_What you have to do_
Write out every line of the material as it stands, apart from the pictures.

* Start *

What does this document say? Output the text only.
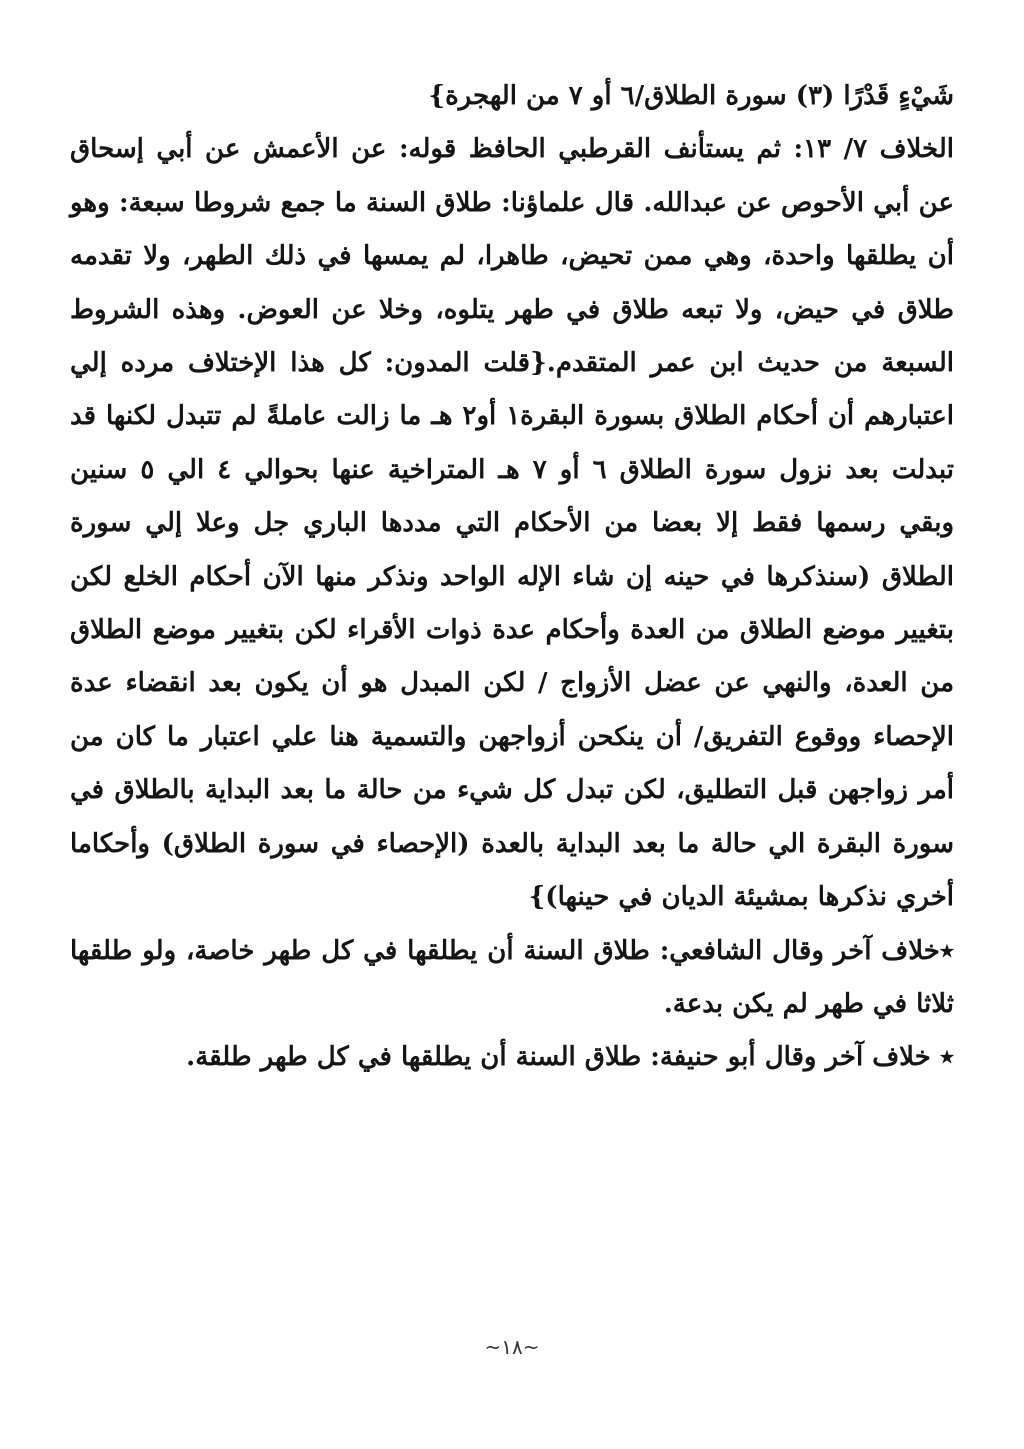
شَيْءٍ قَدْرًا (٣) سورة الطلاق/٦ أو ٧ من الهجرة}

الخلاف ٧/ ١٣: ثم يستأنف القرطبي الحافظ قوله: عن الأعمش عن أبي إسحاق عن أبي الأحوص عن عبدالله. قال علماؤنا: طلاق السنة ما جمع شروطا سبعة: وهو أن يطلقها واحدة، وهي ممن تحيض، طاهرا، لم يمسها في ذلك الطهر، ولا تقدمه طلاق في حيض، ولا تبعه طلاق في طهر يتلوه، وخلا عن العوض. وهذه الشروط السبعة من حديث ابن عمر المتقدم.{قلت المدون: كل هذا الإختلاف مرده إلي اعتبارهم أن أحكام الطلاق بسورة البقرة١ أو٢ هـ ما زالت عاملةً لم تتبدل لكنها قد تبدلت بعد نزول سورة الطلاق ٦ أو ٧ هـ المتراخية عنها بحوالي ٤ الي ٥ سنين وبقي رسمها فقط إلا بعضا من الأحكام التي مددها الباري جل وعلا إلي سورة الطلاق (سنذكرها في حينه إن شاء الإله الواحد ونذكر منها الآن أحكام الخلع لكن بتغيير موضع الطلاق من العدة وأحكام عدة ذوات الأقراء لكن بتغيير موضع الطلاق من العدة، والنهي عن عضل الأزواج / لكن المبدل هو أن يكون بعد انقضاء عدة الإحصاء ووقوع التفريق/ أن ينكحن أزواجهن والتسمية هنا علي اعتبار ما كان من أمر زواجهن قبل التطليق، لكن تبدل كل شيء من حالة ما بعد البداية بالطلاق في سورة البقرة الي حالة ما بعد البداية بالعدة (الإحصاء في سورة الطلاق) وأحكاما أخري نذكرها بمشيئة الديان في حينها)}

٭خلاف آخر وقال الشافعي: طلاق السنة أن يطلقها في كل طهر خاصة، ولو طلقها ثلاثا في طهر لم يكن بدعة.

٭ خلاف آخر وقال أبو حنيفة: طلاق السنة أن يطلقها في كل طهر طلقة.

~١٨~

* End *

_Output_
What does this document say? Output the text only.
شَيْءٍ قَدْرًا (٣) سورة الطلاق/٦ أو ٧ من الهجرة}

الخلاف ٧/ ١٣: ثم يستأنف القرطبي الحافظ قوله: عن الأعمش عن أبي إسحاق عن أبي الأحوص عن عبدالله. قال علماؤنا: طلاق السنة ما جمع شروطا سبعة: وهو أن يطلقها واحدة، وهي ممن تحيض، طاهرا، لم يمسها في ذلك الطهر، ولا تقدمه طلاق في حيض، ولا تبعه طلاق في طهر يتلوه، وخلا عن العوض. وهذه الشروط السبعة من حديث ابن عمر المتقدم.{قلت المدون: كل هذا الإختلاف مرده إلي اعتبارهم أن أحكام الطلاق بسورة البقرة١ أو٢ هـ ما زالت عاملةً لم تتبدل لكنها قد تبدلت بعد نزول سورة الطلاق ٦ أو ٧ هـ المتراخية عنها بحوالي ٤ الي ٥ سنين وبقي رسمها فقط إلا بعضا من الأحكام التي مددها الباري جل وعلا إلي سورة الطلاق (سنذكرها في حينه إن شاء الإله الواحد ونذكر منها الآن أحكام الخلع لكن بتغيير موضع الطلاق من العدة وأحكام عدة ذوات الأقراء لكن بتغيير موضع الطلاق من العدة، والنهي عن عضل الأزواج / لكن المبدل هو أن يكون بعد انقضاء عدة الإحصاء ووقوع التفريق/ أن ينكحن أزواجهن والتسمية هنا علي اعتبار ما كان من أمر زواجهن قبل التطليق، لكن تبدل كل شيء من حالة ما بعد البداية بالطلاق في سورة البقرة الي حالة ما بعد البداية بالعدة (الإحصاء في سورة الطلاق) وأحكاما أخري نذكرها بمشيئة الديان في حينها)}

٭خلاف آخر وقال الشافعي: طلاق السنة أن يطلقها في كل طهر خاصة، ولو طلقها ثلاثا في طهر لم يكن بدعة.

٭ خلاف آخر وقال أبو حنيفة: طلاق السنة أن يطلقها في كل طهر طلقة.

~١٨~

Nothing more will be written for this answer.